ROWS
..........
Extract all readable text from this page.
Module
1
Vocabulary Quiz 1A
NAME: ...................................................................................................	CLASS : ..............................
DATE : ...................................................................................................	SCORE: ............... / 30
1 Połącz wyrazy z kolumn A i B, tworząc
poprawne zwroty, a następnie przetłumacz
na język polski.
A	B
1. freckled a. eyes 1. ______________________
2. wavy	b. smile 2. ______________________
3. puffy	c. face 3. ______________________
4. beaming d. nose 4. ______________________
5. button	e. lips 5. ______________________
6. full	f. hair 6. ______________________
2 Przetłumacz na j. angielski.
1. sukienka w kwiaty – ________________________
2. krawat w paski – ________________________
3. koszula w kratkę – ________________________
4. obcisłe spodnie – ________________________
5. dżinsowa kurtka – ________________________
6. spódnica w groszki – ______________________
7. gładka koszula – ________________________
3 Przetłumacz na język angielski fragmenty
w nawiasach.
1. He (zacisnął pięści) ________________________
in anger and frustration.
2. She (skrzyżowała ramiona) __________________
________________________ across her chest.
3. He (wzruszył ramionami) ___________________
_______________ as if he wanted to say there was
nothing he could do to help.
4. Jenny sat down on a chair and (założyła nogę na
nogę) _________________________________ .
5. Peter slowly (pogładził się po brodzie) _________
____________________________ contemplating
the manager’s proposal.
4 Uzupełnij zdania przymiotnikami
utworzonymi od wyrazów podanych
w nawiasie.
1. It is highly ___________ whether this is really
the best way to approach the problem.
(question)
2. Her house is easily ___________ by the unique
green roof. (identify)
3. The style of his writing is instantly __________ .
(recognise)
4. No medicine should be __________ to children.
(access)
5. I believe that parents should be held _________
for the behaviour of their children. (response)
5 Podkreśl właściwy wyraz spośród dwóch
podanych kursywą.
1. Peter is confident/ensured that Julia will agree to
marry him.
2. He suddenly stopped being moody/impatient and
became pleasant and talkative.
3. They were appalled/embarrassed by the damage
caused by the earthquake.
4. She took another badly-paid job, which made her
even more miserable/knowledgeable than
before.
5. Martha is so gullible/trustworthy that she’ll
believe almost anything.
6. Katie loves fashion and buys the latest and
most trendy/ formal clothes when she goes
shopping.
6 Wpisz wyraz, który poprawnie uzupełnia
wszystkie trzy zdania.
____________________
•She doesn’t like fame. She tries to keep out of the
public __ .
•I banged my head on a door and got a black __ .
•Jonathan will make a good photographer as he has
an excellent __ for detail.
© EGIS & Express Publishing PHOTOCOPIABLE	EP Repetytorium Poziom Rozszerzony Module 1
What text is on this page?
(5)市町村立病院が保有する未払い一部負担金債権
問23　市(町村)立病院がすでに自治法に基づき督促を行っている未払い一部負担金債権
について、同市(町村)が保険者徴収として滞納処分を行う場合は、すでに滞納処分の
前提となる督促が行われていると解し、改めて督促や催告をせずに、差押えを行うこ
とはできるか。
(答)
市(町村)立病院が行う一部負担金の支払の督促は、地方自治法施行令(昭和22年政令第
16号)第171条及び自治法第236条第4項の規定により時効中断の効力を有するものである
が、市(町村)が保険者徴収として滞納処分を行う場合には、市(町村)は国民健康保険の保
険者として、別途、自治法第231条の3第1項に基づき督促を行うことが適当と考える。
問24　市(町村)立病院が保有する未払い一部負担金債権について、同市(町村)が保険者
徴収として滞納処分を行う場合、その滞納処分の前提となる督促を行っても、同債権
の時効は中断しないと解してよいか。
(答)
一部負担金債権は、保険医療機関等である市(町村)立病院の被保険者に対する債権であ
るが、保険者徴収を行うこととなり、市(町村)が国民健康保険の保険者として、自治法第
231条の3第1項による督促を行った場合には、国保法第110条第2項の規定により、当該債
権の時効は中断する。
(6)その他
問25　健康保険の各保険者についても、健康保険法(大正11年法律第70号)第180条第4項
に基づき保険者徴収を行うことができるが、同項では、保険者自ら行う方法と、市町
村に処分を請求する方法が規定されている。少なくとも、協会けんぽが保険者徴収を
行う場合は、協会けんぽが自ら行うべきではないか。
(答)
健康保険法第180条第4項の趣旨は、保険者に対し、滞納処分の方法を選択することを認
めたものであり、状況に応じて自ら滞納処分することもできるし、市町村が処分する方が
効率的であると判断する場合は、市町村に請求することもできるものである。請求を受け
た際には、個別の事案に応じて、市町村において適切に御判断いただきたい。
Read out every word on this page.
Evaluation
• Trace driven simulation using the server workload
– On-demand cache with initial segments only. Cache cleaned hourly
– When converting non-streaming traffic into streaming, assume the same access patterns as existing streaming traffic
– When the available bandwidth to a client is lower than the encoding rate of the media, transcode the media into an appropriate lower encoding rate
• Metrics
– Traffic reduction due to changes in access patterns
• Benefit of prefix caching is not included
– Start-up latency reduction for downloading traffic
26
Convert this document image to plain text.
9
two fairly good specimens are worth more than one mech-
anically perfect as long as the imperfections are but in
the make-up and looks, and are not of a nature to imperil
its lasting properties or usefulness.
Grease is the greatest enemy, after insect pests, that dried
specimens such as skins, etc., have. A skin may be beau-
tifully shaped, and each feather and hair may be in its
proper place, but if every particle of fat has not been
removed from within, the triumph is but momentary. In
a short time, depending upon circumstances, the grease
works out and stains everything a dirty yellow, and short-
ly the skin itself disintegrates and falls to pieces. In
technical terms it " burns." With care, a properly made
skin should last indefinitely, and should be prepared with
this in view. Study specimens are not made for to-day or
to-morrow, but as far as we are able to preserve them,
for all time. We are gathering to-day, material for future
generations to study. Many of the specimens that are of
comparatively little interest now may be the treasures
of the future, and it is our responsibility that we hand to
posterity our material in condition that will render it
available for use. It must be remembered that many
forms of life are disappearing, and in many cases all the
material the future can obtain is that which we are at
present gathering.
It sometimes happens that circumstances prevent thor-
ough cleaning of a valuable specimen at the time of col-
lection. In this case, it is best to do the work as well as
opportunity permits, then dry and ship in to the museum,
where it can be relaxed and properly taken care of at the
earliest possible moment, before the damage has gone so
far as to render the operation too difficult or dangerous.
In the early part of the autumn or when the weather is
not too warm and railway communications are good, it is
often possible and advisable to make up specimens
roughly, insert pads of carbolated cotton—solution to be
..........
YOUR TASK
Determine how many lines of the records above contain the word "made", and report only that number.

SOLUTION TO THIS PROBLEM
3